(Transcript data for document pages)
┌──

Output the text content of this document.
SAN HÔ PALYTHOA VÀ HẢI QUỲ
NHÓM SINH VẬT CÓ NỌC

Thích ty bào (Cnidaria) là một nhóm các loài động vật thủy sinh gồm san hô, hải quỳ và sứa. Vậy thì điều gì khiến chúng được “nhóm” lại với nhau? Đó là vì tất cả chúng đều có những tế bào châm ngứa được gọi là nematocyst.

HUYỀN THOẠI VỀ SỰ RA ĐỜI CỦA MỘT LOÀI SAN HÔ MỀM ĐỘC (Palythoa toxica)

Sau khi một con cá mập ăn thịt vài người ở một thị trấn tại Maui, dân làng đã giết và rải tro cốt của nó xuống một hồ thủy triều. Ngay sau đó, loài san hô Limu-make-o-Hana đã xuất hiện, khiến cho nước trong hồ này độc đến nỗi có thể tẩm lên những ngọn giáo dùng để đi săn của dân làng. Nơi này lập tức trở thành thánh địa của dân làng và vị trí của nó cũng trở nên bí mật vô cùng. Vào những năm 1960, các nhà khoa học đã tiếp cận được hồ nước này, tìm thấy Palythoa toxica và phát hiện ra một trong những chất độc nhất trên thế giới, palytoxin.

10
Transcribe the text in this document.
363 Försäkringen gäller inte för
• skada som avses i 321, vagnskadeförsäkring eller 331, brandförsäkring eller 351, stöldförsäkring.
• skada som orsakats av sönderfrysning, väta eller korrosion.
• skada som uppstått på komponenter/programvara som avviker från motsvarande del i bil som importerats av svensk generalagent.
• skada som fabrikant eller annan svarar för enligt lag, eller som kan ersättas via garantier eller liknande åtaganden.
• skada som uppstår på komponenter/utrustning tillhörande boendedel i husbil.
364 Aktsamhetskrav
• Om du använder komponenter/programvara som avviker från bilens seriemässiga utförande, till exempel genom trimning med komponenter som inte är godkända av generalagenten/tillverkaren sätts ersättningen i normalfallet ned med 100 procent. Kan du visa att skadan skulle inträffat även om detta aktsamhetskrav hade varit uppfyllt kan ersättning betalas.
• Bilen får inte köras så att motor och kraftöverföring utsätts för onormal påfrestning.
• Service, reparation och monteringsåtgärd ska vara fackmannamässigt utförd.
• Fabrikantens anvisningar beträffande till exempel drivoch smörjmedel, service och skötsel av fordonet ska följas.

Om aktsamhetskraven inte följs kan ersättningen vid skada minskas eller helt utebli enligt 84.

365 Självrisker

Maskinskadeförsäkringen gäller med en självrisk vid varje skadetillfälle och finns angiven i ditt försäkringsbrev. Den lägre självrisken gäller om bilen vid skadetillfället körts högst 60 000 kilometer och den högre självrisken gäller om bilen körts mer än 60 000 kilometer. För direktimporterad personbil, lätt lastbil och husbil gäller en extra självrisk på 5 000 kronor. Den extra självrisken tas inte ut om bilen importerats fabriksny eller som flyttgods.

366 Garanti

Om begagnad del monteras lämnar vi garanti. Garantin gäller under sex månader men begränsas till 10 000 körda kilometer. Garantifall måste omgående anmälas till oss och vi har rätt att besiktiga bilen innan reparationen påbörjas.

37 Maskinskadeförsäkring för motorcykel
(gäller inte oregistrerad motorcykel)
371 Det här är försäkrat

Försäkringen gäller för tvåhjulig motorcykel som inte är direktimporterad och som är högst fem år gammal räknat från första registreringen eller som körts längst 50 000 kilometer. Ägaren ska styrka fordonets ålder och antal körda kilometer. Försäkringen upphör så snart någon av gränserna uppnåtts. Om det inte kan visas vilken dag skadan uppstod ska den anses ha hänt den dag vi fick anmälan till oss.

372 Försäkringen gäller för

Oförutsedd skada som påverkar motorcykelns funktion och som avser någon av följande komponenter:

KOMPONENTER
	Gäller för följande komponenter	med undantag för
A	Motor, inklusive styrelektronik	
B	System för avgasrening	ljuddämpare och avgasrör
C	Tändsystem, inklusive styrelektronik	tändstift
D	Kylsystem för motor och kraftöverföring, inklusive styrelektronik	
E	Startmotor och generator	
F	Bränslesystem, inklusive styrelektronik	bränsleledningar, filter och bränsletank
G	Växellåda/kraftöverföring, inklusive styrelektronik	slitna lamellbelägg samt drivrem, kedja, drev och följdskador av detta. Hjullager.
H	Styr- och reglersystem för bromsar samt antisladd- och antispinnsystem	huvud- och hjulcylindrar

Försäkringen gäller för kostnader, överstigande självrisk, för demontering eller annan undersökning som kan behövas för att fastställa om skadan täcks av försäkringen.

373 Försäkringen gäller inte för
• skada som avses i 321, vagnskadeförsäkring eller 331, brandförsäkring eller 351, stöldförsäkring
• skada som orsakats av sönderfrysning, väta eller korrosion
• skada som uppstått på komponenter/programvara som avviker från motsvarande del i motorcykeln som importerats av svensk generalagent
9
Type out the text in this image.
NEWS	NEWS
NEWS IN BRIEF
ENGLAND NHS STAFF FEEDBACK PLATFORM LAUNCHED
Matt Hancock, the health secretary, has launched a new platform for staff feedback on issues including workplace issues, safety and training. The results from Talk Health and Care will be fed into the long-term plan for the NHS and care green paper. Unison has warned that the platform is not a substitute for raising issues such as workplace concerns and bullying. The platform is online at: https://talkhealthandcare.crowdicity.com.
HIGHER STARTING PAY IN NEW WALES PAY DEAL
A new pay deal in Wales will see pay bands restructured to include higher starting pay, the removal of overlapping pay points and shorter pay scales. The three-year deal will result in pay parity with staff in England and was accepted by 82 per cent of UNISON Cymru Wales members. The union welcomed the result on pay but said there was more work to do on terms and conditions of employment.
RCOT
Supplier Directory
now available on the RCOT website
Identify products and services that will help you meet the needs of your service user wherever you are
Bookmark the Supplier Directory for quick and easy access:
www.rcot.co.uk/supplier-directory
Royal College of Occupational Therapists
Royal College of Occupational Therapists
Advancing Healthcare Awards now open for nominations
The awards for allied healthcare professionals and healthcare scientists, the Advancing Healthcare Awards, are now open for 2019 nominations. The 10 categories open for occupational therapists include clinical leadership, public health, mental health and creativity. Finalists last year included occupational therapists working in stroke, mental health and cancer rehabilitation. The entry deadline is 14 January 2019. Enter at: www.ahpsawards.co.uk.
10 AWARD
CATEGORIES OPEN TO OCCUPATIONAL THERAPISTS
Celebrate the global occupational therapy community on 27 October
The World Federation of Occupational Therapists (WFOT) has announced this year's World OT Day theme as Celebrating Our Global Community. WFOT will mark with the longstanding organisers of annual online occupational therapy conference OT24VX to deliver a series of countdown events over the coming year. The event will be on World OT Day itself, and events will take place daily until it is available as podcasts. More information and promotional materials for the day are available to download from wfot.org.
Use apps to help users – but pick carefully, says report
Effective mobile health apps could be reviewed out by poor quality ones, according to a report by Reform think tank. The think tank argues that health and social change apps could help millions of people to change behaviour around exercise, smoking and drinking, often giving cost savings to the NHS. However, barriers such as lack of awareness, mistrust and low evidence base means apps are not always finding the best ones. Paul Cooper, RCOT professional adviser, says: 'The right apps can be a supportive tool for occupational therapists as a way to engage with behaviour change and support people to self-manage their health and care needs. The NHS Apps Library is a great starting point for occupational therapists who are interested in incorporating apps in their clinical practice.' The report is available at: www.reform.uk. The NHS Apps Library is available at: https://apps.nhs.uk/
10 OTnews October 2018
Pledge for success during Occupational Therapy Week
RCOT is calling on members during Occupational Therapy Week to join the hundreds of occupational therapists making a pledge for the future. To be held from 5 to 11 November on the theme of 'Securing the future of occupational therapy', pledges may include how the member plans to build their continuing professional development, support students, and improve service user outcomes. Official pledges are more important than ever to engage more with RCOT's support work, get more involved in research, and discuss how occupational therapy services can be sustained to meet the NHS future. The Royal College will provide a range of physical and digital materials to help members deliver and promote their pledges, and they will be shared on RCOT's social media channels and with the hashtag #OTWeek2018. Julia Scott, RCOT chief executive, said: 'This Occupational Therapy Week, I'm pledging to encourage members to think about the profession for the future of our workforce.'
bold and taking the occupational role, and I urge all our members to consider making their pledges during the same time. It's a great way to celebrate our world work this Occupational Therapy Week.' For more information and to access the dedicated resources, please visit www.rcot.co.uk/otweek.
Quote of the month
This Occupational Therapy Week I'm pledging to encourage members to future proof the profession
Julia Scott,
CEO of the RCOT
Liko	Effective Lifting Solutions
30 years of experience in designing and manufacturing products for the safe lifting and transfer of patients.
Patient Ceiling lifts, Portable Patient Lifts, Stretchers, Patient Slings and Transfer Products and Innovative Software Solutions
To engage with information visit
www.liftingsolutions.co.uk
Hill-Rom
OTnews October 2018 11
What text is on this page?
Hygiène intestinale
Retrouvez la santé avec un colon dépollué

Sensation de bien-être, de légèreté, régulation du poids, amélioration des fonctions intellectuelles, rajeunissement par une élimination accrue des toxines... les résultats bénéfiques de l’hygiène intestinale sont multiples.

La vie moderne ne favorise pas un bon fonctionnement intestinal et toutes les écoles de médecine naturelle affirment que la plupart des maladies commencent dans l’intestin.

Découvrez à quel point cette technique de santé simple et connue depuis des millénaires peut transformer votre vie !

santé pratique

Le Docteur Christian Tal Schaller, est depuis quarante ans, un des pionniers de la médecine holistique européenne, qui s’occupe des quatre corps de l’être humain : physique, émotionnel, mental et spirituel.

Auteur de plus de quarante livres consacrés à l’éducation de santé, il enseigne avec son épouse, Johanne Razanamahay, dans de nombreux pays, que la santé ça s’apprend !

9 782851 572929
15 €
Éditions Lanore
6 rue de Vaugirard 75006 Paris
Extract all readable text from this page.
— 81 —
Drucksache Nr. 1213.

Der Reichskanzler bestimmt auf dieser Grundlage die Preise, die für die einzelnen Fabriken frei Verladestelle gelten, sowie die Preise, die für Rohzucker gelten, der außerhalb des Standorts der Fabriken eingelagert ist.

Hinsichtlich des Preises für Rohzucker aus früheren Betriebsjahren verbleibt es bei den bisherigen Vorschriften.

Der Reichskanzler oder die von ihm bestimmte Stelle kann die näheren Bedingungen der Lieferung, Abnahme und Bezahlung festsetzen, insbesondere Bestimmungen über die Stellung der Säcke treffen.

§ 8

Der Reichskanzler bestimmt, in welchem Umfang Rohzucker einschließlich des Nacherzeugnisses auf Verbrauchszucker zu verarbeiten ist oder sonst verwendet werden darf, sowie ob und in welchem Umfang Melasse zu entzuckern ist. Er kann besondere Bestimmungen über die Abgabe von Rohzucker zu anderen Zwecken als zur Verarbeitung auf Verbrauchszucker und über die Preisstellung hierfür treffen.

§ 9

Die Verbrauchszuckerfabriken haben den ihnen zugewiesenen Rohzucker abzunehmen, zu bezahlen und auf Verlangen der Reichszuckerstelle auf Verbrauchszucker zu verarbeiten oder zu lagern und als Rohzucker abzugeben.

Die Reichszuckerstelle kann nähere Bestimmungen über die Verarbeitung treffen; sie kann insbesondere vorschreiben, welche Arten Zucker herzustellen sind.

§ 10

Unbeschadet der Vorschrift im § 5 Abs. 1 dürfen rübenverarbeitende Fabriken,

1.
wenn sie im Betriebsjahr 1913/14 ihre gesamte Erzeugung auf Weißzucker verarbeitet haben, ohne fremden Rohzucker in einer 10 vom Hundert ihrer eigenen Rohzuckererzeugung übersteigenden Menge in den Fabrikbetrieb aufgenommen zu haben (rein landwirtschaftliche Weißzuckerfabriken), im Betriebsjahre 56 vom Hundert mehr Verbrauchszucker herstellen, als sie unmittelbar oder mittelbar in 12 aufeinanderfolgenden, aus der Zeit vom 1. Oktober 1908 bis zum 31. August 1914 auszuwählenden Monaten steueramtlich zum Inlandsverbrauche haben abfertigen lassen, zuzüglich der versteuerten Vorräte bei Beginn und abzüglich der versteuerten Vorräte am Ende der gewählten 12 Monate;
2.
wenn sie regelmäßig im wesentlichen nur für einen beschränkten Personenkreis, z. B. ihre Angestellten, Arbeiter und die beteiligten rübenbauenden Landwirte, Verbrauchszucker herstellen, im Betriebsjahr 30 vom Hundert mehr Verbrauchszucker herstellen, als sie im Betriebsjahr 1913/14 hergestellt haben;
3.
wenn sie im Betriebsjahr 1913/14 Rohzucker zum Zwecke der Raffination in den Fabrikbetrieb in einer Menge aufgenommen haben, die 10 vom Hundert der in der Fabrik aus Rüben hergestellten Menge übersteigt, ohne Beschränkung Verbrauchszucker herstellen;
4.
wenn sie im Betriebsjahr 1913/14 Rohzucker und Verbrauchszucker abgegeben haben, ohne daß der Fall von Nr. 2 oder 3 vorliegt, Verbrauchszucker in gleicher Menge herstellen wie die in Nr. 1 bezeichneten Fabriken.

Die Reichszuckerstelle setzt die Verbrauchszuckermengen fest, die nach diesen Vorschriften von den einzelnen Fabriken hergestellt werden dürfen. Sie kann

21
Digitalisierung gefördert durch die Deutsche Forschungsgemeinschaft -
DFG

└──

> [Task to carry out]
Check each line above for the string "dürfen", then copy the ones that have it.

> [Solution to this task]
Unbeschadet der Vorschrift im § 5 Abs. 1 dürfen rübenverarbeitende Fabriken,
Die Reichszuckerstelle setzt die Verbrauchszuckermengen fest, die nach diesen Vorschriften von den einzelnen Fabriken hergestellt werden dürfen. Sie kann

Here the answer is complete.